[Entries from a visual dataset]
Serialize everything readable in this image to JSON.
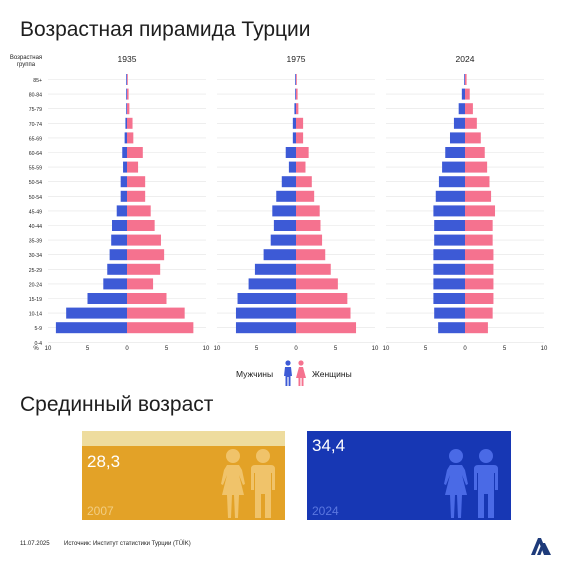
{
  "title": "Возрастная пирамида Турции",
  "axis": {
    "age_group_label": "Возрастная группа",
    "percent_label": "%",
    "tick_labels": [
      "10",
      "5",
      "0",
      "5",
      "10"
    ]
  },
  "legend": {
    "men": "Мужчины",
    "women": "Женщины"
  },
  "colors": {
    "men": "#3d5ad6",
    "women": "#f5728f",
    "orange": "#e3a227",
    "orange_band": "#eedc9e",
    "blue": "#1737b4",
    "figure_orange": "#f0c36a",
    "figure_blue": "#4a6ae6"
  },
  "chart_data": {
    "type": "bar",
    "orientation": "horizontal",
    "subtype": "population-pyramid",
    "xlim": [
      -10,
      10
    ],
    "x_ticks": [
      -10,
      -5,
      0,
      5,
      10
    ],
    "categories": [
      "85+",
      "80-84",
      "75-79",
      "70-74",
      "65-69",
      "60-64",
      "55-59",
      "50-54",
      "50-54",
      "45-49",
      "40-44",
      "35-39",
      "30-34",
      "25-29",
      "20-24",
      "15-19",
      "10-14",
      "5-9",
      "0-4"
    ],
    "panels": [
      {
        "title": "1935",
        "men": [
          0.1,
          0.1,
          0.1,
          0.2,
          0.3,
          0.6,
          0.5,
          0.8,
          0.8,
          1.3,
          1.9,
          2.0,
          2.2,
          2.5,
          3.0,
          5.0,
          7.7,
          9.0,
          0
        ],
        "women": [
          0.1,
          0.2,
          0.3,
          0.7,
          0.8,
          2.0,
          1.4,
          2.3,
          2.3,
          3.0,
          3.5,
          4.3,
          4.7,
          4.2,
          3.3,
          5.0,
          7.3,
          8.4,
          0
        ]
      },
      {
        "title": "1975",
        "men": [
          0.1,
          0.1,
          0.2,
          0.4,
          0.4,
          1.3,
          0.9,
          1.8,
          2.5,
          3.0,
          2.8,
          3.2,
          4.1,
          5.2,
          6.0,
          7.4,
          7.6,
          7.6,
          0
        ],
        "women": [
          0.1,
          0.2,
          0.3,
          0.9,
          0.9,
          1.6,
          1.2,
          2.0,
          2.3,
          3.0,
          3.1,
          3.3,
          3.7,
          4.4,
          5.3,
          6.5,
          6.9,
          7.6,
          0
        ]
      },
      {
        "title": "2024",
        "men": [
          0.1,
          0.4,
          0.8,
          1.4,
          1.9,
          2.5,
          2.9,
          3.3,
          3.7,
          4.0,
          3.9,
          3.9,
          4.0,
          4.0,
          4.0,
          4.0,
          3.9,
          3.4,
          0
        ],
        "women": [
          0.2,
          0.6,
          1.0,
          1.5,
          2.0,
          2.5,
          2.8,
          3.1,
          3.3,
          3.8,
          3.5,
          3.5,
          3.6,
          3.6,
          3.6,
          3.6,
          3.5,
          2.9,
          0
        ]
      }
    ]
  },
  "median_age": {
    "title": "Срединный возраст",
    "cards": [
      {
        "value": "28,3",
        "year": "2007"
      },
      {
        "value": "34,4",
        "year": "2024"
      }
    ]
  },
  "footer": {
    "date": "11.07.2025",
    "source": "Источник: Институт статистики Турции (TÜİK)",
    "logo_text": "AA"
  }
}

SET TASK :: Omit each picture, then return all of the listing exactly as it stands.

RESULT FOR THIS EXERCISE ::
Serialize everything readable in this image to JSON.
{
  "title": "Возрастная пирамида Турции",
  "axis": {
    "age_group_label": "Возрастная группа",
    "percent_label": "%",
    "tick_labels": [
      "10",
      "5",
      "0",
      "5",
      "10"
    ]
  },
  "legend": {
    "men": "Мужчины",
    "women": "Женщины"
  },
  "colors": {
    "men": "#3d5ad6",
    "women": "#f5728f",
    "orange": "#e3a227",
    "orange_band": "#eedc9e",
    "blue": "#1737b4",
    "figure_orange": "#f0c36a",
    "figure_blue": "#4a6ae6"
  },
  "chart_data": {
    "type": "bar",
    "orientation": "horizontal",
    "subtype": "population-pyramid",
    "xlim": [
      -10,
      10
    ],
    "x_ticks": [
      -10,
      -5,
      0,
      5,
      10
    ],
    "categories": [
      "85+",
      "80-84",
      "75-79",
      "70-74",
      "65-69",
      "60-64",
      "55-59",
      "50-54",
      "50-54",
      "45-49",
      "40-44",
      "35-39",
      "30-34",
      "25-29",
      "20-24",
      "15-19",
      "10-14",
      "5-9",
      "0-4"
    ],
    "panels": [
      {
        "title": "1935",
        "men": [
          0.1,
          0.1,
          0.1,
          0.2,
          0.3,
          0.6,
          0.5,
          0.8,
          0.8,
          1.3,
          1.9,
          2.0,
          2.2,
          2.5,
          3.0,
          5.0,
          7.7,
          9.0,
          0
        ],
        "women": [
          0.1,
          0.2,
          0.3,
          0.7,
          0.8,
          2.0,
          1.4,
          2.3,
          2.3,
          3.0,
          3.5,
          4.3,
          4.7,
          4.2,
          3.3,
          5.0,
          7.3,
          8.4,
          0
        ]
      },
      {
        "title": "1975",
        "men": [
          0.1,
          0.1,
          0.2,
          0.4,
          0.4,
          1.3,
          0.9,
          1.8,
          2.5,
          3.0,
          2.8,
          3.2,
          4.1,
          5.2,
          6.0,
          7.4,
          7.6,
          7.6,
          0
        ],
        "women": [
          0.1,
          0.2,
          0.3,
          0.9,
          0.9,
          1.6,
          1.2,
          2.0,
          2.3,
          3.0,
          3.1,
          3.3,
          3.7,
          4.4,
          5.3,
          6.5,
          6.9,
          7.6,
          0
        ]
      },
      {
        "title": "2024",
        "men": [
          0.1,
          0.4,
          0.8,
          1.4,
          1.9,
          2.5,
          2.9,
          3.3,
          3.7,
          4.0,
          3.9,
          3.9,
          4.0,
          4.0,
          4.0,
          4.0,
          3.9,
          3.4,
          0
        ],
        "women": [
          0.2,
          0.6,
          1.0,
          1.5,
          2.0,
          2.5,
          2.8,
          3.1,
          3.3,
          3.8,
          3.5,
          3.5,
          3.6,
          3.6,
          3.6,
          3.6,
          3.5,
          2.9,
          0
        ]
      }
    ]
  },
  "median_age": {
    "title": "Срединный возраст",
    "cards": [
      {
        "value": "28,3",
        "year": "2007"
      },
      {
        "value": "34,4",
        "year": "2024"
      }
    ]
  },
  "footer": {
    "date": "11.07.2025",
    "source": "Источник: Институт статистики Турции (TÜİK)",
    "logo_text": "AA"
  }
}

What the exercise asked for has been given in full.